Given exercise: Check every line of the entries for "JSON", and copy the lines that hold it.

(Extracted data entries)
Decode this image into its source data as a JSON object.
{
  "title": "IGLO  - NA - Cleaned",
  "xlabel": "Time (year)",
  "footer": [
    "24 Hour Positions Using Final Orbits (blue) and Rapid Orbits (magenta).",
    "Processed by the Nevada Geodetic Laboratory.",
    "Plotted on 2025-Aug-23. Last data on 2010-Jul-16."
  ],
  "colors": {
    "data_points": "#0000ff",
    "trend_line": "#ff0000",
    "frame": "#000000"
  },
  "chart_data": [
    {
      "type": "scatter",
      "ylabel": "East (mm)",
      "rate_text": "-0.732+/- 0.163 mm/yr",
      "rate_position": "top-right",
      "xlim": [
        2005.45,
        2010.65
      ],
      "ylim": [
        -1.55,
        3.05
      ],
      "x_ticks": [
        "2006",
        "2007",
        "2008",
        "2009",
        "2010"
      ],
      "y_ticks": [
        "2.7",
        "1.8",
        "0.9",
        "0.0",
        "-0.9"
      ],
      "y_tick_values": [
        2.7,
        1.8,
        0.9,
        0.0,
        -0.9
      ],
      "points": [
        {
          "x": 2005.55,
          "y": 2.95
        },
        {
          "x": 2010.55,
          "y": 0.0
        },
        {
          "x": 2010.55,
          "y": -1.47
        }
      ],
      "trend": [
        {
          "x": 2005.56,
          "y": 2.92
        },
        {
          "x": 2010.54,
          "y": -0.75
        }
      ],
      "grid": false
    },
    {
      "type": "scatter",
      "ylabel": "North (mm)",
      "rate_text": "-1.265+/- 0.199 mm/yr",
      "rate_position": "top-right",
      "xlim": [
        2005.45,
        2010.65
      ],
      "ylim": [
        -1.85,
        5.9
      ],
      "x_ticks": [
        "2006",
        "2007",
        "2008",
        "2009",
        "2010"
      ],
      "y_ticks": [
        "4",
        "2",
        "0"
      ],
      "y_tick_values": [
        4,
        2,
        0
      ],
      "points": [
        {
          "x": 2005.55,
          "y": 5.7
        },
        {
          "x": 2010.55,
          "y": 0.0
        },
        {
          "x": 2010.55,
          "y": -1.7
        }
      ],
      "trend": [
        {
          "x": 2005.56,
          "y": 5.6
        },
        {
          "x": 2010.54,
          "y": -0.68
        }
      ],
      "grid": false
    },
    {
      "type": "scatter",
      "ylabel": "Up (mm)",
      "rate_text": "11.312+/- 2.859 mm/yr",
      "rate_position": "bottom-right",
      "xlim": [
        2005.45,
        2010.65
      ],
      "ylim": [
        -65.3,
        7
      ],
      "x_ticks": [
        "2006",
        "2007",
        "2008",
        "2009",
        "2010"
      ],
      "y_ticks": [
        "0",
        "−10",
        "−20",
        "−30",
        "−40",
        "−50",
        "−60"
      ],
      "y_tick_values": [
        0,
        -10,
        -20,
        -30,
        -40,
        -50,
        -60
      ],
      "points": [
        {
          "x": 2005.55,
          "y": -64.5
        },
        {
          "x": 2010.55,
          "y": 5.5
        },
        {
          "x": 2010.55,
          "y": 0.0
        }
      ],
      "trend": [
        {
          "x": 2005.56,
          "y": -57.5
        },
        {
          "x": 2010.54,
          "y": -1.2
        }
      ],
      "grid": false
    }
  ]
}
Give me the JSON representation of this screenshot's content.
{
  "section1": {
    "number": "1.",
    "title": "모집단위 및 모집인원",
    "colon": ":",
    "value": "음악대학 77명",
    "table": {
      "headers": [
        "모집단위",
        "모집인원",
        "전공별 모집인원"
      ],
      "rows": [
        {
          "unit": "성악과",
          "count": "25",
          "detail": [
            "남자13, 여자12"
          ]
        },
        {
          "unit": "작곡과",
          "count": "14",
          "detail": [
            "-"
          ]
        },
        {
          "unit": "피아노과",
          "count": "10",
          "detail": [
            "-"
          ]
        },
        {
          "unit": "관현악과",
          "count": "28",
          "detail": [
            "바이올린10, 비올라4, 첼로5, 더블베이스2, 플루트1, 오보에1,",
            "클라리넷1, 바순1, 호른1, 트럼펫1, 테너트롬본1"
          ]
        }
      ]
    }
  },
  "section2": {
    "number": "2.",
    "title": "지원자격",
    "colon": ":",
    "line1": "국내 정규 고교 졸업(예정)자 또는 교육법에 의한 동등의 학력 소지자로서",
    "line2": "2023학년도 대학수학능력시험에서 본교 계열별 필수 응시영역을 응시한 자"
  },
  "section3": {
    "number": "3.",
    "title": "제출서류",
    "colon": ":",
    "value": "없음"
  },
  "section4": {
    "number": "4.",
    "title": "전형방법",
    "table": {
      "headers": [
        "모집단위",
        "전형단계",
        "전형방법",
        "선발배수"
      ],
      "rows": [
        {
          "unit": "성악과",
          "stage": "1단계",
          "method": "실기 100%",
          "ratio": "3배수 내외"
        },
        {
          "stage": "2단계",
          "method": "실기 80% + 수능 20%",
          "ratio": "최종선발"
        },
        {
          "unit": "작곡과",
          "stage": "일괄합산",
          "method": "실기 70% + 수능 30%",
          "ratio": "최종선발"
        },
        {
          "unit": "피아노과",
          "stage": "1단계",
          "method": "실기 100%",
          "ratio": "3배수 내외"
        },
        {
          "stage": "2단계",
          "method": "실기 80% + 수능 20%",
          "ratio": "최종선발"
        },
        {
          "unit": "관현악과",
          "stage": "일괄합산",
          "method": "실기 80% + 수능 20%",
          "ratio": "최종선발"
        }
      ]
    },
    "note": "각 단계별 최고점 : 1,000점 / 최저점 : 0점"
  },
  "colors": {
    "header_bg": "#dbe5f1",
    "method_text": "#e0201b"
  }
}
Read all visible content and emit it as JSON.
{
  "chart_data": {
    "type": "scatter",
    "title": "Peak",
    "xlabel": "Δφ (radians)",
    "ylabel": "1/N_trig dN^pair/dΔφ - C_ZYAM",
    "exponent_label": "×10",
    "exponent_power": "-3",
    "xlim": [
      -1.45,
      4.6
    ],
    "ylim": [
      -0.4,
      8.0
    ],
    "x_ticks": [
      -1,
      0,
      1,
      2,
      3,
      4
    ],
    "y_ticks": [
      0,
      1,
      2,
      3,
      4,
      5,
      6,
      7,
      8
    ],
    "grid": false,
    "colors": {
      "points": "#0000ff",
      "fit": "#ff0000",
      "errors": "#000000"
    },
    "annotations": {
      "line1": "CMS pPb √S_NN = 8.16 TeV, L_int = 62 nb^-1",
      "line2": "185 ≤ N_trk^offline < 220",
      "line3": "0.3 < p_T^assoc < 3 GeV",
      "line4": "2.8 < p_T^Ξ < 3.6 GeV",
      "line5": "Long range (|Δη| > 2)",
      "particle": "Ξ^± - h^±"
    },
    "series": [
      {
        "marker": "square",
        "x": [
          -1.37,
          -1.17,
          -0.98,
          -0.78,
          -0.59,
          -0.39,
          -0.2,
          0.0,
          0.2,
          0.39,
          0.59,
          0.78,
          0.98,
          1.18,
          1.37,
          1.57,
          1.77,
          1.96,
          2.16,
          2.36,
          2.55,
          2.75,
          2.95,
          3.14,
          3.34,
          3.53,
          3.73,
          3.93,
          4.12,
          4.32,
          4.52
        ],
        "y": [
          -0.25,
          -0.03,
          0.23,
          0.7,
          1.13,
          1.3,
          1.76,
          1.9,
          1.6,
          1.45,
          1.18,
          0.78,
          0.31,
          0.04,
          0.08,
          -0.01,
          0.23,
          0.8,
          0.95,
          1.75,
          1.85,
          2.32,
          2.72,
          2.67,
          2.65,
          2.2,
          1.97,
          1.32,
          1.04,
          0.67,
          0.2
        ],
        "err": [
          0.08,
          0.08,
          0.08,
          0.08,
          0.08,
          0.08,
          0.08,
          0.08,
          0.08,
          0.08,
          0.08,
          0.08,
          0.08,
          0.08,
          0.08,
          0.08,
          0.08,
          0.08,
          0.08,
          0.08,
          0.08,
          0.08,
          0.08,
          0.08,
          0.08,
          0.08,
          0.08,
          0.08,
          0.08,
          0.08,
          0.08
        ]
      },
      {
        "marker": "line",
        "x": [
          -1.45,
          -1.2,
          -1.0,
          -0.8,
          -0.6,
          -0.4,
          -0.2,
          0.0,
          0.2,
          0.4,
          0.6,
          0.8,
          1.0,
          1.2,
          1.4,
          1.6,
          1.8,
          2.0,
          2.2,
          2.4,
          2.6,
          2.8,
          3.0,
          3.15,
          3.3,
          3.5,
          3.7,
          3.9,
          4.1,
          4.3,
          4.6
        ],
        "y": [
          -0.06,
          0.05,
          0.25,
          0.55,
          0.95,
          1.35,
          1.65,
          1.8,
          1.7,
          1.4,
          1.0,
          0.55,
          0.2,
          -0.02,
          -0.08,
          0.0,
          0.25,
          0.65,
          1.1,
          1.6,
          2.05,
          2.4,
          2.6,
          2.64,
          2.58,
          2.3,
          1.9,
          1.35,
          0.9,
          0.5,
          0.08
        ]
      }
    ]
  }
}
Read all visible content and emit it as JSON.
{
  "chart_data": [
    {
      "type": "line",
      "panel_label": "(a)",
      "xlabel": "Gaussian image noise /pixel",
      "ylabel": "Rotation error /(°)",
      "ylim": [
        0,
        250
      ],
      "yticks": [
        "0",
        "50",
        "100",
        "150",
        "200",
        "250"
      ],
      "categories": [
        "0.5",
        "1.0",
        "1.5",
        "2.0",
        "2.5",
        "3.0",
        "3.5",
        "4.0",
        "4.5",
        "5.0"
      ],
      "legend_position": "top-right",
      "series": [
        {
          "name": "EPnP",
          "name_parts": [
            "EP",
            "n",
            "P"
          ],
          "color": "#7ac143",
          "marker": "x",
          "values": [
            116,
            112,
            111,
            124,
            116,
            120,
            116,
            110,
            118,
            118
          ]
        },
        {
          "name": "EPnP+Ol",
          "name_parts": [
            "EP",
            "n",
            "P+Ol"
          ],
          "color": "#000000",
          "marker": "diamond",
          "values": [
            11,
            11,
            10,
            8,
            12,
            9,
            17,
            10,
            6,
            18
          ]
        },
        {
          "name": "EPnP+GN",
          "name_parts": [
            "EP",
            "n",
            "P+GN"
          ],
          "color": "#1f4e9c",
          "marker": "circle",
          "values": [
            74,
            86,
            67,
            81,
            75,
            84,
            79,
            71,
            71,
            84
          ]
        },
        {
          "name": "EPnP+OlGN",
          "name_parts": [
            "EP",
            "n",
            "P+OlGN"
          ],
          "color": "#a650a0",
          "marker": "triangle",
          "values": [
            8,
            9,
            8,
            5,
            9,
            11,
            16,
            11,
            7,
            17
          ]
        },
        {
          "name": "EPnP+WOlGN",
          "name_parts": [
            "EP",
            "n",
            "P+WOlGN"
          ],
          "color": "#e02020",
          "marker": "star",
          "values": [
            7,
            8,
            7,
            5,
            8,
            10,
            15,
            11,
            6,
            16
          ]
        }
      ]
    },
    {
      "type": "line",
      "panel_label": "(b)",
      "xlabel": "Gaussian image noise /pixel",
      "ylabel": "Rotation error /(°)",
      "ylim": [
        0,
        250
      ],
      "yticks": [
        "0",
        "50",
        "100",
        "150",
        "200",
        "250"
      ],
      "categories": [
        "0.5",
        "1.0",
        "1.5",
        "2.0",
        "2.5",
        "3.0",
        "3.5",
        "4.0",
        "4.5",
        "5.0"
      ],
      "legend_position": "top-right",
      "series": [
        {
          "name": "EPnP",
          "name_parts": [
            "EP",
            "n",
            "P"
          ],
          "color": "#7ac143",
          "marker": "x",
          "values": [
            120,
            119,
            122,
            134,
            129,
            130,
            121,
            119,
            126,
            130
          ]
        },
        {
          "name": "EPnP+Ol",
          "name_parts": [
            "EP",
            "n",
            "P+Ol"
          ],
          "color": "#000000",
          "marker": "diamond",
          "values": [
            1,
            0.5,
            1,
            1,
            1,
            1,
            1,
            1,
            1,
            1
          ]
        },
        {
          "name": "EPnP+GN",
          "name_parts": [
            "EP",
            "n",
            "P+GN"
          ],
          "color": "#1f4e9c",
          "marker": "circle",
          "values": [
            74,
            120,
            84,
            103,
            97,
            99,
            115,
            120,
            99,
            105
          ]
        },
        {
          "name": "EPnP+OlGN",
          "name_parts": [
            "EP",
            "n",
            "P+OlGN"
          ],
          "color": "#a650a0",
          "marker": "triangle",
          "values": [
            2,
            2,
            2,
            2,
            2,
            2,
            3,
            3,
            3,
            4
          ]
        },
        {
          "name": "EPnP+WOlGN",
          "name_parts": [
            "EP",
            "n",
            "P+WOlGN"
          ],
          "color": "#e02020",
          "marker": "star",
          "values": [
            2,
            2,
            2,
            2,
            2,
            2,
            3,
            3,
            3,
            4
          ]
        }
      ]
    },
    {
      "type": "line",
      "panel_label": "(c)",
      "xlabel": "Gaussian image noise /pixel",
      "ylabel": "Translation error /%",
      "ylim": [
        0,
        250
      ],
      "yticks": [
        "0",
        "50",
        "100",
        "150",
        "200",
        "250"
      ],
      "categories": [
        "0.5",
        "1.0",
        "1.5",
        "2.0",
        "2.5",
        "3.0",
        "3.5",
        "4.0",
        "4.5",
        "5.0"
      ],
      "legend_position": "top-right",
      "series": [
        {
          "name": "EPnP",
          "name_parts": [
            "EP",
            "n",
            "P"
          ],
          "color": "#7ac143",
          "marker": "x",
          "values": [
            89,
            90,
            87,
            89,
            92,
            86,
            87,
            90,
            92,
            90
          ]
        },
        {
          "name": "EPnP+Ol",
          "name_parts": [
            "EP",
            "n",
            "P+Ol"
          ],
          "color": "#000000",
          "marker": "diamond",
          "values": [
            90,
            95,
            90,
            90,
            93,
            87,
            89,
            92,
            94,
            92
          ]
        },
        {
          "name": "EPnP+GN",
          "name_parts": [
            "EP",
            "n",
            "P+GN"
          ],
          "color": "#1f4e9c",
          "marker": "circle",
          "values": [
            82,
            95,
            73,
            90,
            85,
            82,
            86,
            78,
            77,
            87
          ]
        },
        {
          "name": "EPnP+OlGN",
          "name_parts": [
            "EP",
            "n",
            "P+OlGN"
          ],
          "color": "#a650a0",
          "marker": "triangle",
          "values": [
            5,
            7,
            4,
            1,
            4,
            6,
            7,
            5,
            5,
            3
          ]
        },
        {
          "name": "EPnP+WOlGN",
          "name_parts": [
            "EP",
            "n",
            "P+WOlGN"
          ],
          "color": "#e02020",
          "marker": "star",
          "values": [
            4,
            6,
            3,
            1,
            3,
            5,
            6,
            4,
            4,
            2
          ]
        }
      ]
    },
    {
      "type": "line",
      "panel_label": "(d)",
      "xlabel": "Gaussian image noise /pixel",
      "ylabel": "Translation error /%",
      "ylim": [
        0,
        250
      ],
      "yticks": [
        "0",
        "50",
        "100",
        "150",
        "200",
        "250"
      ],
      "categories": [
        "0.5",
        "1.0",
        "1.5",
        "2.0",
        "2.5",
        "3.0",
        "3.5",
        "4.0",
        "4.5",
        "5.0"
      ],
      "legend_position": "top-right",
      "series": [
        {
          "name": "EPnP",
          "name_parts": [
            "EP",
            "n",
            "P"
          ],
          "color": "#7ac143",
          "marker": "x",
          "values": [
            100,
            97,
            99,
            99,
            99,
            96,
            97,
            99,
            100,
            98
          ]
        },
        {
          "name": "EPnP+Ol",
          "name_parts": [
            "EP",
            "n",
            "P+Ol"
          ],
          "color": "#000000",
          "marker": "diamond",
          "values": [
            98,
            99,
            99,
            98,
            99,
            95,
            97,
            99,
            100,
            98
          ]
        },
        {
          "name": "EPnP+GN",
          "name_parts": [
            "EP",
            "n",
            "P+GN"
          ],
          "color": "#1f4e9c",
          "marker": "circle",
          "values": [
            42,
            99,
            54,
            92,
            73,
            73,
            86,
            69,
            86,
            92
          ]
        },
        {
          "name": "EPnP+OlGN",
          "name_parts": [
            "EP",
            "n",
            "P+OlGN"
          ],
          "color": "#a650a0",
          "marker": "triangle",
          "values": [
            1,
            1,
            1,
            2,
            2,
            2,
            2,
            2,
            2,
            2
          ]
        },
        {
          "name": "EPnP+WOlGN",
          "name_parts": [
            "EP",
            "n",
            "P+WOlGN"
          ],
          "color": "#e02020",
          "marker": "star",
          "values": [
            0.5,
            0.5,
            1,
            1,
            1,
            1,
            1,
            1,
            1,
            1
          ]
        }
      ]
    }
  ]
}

Full response:
Decode this image into its source data as a JSON object.
Give me the JSON representation of this screenshot's content.
Read all visible content and emit it as JSON.
Read all visible content and emit it as JSON.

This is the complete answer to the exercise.